* **Your objective**:
Gather each line of the entries below that includes "JSON".

* **Records for processing**:
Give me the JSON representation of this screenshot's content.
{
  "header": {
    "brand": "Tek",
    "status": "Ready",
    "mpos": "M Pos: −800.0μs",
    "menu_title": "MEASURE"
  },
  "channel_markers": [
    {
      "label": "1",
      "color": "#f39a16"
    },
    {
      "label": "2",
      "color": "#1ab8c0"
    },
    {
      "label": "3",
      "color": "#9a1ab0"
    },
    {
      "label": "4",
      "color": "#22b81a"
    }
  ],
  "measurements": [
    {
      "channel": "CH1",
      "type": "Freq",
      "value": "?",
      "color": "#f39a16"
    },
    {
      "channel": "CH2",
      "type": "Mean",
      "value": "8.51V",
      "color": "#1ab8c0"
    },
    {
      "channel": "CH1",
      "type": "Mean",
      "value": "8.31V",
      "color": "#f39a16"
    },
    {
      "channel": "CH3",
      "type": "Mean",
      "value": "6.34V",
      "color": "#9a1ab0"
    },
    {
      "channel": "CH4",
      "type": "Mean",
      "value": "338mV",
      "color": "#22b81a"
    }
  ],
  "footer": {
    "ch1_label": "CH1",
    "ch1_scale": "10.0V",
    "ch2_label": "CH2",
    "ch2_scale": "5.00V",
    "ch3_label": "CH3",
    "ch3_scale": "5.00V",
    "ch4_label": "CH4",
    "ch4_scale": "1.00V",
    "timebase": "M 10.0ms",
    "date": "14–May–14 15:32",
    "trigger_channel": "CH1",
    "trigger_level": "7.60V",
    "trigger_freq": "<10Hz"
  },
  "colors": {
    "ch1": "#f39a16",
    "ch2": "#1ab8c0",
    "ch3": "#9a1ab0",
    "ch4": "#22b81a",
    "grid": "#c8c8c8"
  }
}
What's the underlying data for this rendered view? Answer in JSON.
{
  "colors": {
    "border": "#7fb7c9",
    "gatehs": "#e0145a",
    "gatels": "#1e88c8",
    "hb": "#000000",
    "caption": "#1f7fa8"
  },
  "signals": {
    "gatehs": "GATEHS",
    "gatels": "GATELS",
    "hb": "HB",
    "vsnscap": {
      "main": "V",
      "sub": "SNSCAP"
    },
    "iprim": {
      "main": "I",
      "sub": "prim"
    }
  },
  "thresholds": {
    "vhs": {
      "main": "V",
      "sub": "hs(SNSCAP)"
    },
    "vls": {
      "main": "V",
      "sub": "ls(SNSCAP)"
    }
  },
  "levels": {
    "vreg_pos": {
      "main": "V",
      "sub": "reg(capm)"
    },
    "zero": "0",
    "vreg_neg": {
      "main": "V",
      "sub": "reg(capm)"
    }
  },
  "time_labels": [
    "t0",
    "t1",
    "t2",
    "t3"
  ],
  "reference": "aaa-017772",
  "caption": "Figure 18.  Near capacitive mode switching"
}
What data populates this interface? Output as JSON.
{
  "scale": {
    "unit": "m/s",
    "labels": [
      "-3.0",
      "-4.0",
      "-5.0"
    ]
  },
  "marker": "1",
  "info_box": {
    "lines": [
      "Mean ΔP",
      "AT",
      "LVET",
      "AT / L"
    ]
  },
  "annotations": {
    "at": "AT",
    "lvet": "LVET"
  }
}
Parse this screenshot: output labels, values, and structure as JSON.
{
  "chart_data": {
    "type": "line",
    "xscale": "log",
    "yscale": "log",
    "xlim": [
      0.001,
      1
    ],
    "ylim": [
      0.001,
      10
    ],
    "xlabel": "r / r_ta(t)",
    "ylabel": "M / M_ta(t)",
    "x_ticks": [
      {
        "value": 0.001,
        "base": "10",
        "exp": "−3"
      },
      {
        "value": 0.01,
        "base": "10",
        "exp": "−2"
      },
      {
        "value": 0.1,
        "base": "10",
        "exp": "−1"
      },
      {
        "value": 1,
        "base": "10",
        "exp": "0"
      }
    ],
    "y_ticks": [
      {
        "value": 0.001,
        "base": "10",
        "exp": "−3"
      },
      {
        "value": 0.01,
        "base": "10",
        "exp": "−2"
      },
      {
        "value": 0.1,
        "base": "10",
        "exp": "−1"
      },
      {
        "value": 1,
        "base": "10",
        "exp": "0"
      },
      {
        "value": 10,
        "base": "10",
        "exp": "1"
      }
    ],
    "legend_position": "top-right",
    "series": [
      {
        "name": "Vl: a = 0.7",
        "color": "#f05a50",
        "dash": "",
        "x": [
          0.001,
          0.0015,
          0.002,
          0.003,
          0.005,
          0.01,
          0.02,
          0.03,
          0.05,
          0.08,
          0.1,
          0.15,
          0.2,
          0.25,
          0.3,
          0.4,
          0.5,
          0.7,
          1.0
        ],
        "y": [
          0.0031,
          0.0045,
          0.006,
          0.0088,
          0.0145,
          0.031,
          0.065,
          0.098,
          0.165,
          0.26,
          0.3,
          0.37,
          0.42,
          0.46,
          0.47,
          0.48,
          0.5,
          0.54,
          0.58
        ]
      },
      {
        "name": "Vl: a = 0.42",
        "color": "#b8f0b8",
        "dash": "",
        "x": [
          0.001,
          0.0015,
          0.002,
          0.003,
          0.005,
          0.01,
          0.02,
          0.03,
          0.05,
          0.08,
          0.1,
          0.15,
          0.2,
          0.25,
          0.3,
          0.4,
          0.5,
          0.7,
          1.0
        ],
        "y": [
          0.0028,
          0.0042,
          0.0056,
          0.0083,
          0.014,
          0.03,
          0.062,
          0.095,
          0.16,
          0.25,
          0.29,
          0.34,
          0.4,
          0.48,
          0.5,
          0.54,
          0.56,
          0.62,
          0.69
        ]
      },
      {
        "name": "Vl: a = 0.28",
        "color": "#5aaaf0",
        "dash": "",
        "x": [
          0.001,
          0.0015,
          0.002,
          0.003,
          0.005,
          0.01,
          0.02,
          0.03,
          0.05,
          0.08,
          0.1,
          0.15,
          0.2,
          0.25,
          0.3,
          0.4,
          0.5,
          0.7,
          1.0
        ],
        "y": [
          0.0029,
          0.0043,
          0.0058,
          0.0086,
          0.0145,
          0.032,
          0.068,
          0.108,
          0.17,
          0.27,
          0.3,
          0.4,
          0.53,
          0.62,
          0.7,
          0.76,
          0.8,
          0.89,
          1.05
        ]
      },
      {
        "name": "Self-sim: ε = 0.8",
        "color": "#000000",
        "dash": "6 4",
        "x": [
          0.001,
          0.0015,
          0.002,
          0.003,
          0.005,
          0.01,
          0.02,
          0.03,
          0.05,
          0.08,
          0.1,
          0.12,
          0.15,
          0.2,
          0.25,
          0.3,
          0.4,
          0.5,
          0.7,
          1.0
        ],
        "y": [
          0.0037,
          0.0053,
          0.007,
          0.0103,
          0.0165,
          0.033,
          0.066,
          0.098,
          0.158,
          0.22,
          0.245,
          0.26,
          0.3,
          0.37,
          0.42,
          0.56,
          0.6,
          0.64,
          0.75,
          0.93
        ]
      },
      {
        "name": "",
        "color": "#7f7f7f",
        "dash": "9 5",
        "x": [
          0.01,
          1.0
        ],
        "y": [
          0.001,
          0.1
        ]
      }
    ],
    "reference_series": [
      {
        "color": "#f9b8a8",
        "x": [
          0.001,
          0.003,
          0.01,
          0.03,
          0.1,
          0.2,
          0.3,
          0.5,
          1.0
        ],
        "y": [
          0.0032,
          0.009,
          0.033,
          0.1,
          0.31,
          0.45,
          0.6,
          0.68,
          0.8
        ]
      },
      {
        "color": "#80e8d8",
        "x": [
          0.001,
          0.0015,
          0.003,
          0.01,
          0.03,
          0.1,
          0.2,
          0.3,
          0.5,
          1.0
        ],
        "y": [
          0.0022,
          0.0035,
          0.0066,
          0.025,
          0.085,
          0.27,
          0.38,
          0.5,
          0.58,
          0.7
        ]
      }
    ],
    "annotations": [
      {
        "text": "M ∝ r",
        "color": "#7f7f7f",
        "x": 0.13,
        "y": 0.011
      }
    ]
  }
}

* **Solution to the exercise**:
Give me the JSON representation of this screenshot's content.
What's the underlying data for this rendered view? Answer in JSON.
What data populates this interface? Output as JSON.
Parse this screenshot: output labels, values, and structure as JSON.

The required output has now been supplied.